--- Start Input data ---

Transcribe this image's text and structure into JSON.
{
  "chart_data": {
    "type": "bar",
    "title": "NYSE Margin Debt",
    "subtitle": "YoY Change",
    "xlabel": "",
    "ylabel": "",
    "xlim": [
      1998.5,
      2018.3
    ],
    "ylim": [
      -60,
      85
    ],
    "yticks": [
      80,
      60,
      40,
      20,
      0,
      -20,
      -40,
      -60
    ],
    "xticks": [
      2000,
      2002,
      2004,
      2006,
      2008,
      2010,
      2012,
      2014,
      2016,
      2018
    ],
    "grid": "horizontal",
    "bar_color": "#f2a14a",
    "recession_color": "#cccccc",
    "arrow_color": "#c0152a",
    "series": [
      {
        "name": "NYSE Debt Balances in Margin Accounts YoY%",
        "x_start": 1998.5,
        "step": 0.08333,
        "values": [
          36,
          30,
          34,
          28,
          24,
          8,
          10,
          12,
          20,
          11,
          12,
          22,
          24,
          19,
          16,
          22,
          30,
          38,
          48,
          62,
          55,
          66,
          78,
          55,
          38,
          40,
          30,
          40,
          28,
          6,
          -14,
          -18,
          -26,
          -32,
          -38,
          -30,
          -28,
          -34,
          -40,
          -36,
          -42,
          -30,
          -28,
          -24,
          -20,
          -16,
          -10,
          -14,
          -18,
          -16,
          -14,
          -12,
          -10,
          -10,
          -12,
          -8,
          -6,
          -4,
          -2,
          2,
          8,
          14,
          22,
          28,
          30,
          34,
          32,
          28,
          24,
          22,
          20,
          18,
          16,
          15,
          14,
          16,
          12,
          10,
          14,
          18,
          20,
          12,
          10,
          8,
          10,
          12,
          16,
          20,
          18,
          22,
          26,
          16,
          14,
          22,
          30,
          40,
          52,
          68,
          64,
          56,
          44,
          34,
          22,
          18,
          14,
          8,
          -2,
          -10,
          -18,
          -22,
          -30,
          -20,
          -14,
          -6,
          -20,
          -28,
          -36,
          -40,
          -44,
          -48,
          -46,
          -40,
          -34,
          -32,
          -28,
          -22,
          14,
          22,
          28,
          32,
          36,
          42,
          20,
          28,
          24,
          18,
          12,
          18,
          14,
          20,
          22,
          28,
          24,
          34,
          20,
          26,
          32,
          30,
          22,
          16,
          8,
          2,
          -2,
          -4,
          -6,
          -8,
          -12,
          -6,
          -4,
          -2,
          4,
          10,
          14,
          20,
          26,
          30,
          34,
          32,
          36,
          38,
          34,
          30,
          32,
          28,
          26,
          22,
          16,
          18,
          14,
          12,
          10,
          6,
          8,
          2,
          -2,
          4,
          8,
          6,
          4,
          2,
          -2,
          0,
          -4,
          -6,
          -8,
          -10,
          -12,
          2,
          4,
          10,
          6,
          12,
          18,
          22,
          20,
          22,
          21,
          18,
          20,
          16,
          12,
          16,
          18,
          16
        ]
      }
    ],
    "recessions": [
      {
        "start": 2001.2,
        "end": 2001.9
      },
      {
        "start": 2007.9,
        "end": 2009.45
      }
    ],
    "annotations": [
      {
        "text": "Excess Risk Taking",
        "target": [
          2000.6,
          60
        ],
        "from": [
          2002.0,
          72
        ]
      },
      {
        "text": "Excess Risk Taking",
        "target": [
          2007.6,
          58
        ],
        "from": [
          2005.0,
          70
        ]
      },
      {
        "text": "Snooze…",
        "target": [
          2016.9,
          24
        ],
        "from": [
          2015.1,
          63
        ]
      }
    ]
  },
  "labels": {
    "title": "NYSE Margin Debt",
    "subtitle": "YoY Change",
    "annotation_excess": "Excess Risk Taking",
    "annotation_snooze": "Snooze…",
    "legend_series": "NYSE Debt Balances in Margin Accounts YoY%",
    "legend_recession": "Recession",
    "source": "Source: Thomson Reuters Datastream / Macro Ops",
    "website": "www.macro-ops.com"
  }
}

--- End Input data ---

• Goal of the exercise:
Write out the entire listing exactly.

• Final answer:
Transcribe this image's text and structure into JSON.
{
  "chart_data": {
    "type": "bar",
    "title": "NYSE Margin Debt",
    "subtitle": "YoY Change",
    "xlabel": "",
    "ylabel": "",
    "xlim": [
      1998.5,
      2018.3
    ],
    "ylim": [
      -60,
      85
    ],
    "yticks": [
      80,
      60,
      40,
      20,
      0,
      -20,
      -40,
      -60
    ],
    "xticks": [
      2000,
      2002,
      2004,
      2006,
      2008,
      2010,
      2012,
      2014,
      2016,
      2018
    ],
    "grid": "horizontal",
    "bar_color": "#f2a14a",
    "recession_color": "#cccccc",
    "arrow_color": "#c0152a",
    "series": [
      {
        "name": "NYSE Debt Balances in Margin Accounts YoY%",
        "x_start": 1998.5,
        "step": 0.08333,
        "values": [
          36,
          30,
          34,
          28,
          24,
          8,
          10,
          12,
          20,
          11,
          12,
          22,
          24,
          19,
          16,
          22,
          30,
          38,
          48,
          62,
          55,
          66,
          78,
          55,
          38,
          40,
          30,
          40,
          28,
          6,
          -14,
          -18,
          -26,
          -32,
          -38,
          -30,
          -28,
          -34,
          -40,
          -36,
          -42,
          -30,
          -28,
          -24,
          -20,
          -16,
          -10,
          -14,
          -18,
          -16,
          -14,
          -12,
          -10,
          -10,
          -12,
          -8,
          -6,
          -4,
          -2,
          2,
          8,
          14,
          22,
          28,
          30,
          34,
          32,
          28,
          24,
          22,
          20,
          18,
          16,
          15,
          14,
          16,
          12,
          10,
          14,
          18,
          20,
          12,
          10,
          8,
          10,
          12,
          16,
          20,
          18,
          22,
          26,
          16,
          14,
          22,
          30,
          40,
          52,
          68,
          64,
          56,
          44,
          34,
          22,
          18,
          14,
          8,
          -2,
          -10,
          -18,
          -22,
          -30,
          -20,
          -14,
          -6,
          -20,
          -28,
          -36,
          -40,
          -44,
          -48,
          -46,
          -40,
          -34,
          -32,
          -28,
          -22,
          14,
          22,
          28,
          32,
          36,
          42,
          20,
          28,
          24,
          18,
          12,
          18,
          14,
          20,
          22,
          28,
          24,
          34,
          20,
          26,
          32,
          30,
          22,
          16,
          8,
          2,
          -2,
          -4,
          -6,
          -8,
          -12,
          -6,
          -4,
          -2,
          4,
          10,
          14,
          20,
          26,
          30,
          34,
          32,
          36,
          38,
          34,
          30,
          32,
          28,
          26,
          22,
          16,
          18,
          14,
          12,
          10,
          6,
          8,
          2,
          -2,
          4,
          8,
          6,
          4,
          2,
          -2,
          0,
          -4,
          -6,
          -8,
          -10,
          -12,
          2,
          4,
          10,
          6,
          12,
          18,
          22,
          20,
          22,
          21,
          18,
          20,
          16,
          12,
          16,
          18,
          16
        ]
      }
    ],
    "recessions": [
      {
        "start": 2001.2,
        "end": 2001.9
      },
      {
        "start": 2007.9,
        "end": 2009.45
      }
    ],
    "annotations": [
      {
        "text": "Excess Risk Taking",
        "target": [
          2000.6,
          60
        ],
        "from": [
          2002.0,
          72
        ]
      },
      {
        "text": "Excess Risk Taking",
        "target": [
          2007.6,
          58
        ],
        "from": [
          2005.0,
          70
        ]
      },
      {
        "text": "Snooze…",
        "target": [
          2016.9,
          24
        ],
        "from": [
          2015.1,
          63
        ]
      }
    ]
  },
  "labels": {
    "title": "NYSE Margin Debt",
    "subtitle": "YoY Change",
    "annotation_excess": "Excess Risk Taking",
    "annotation_snooze": "Snooze…",
    "legend_series": "NYSE Debt Balances in Margin Accounts YoY%",
    "legend_recession": "Recession",
    "source": "Source: Thomson Reuters Datastream / Macro Ops",
    "website": "www.macro-ops.com"
  }
}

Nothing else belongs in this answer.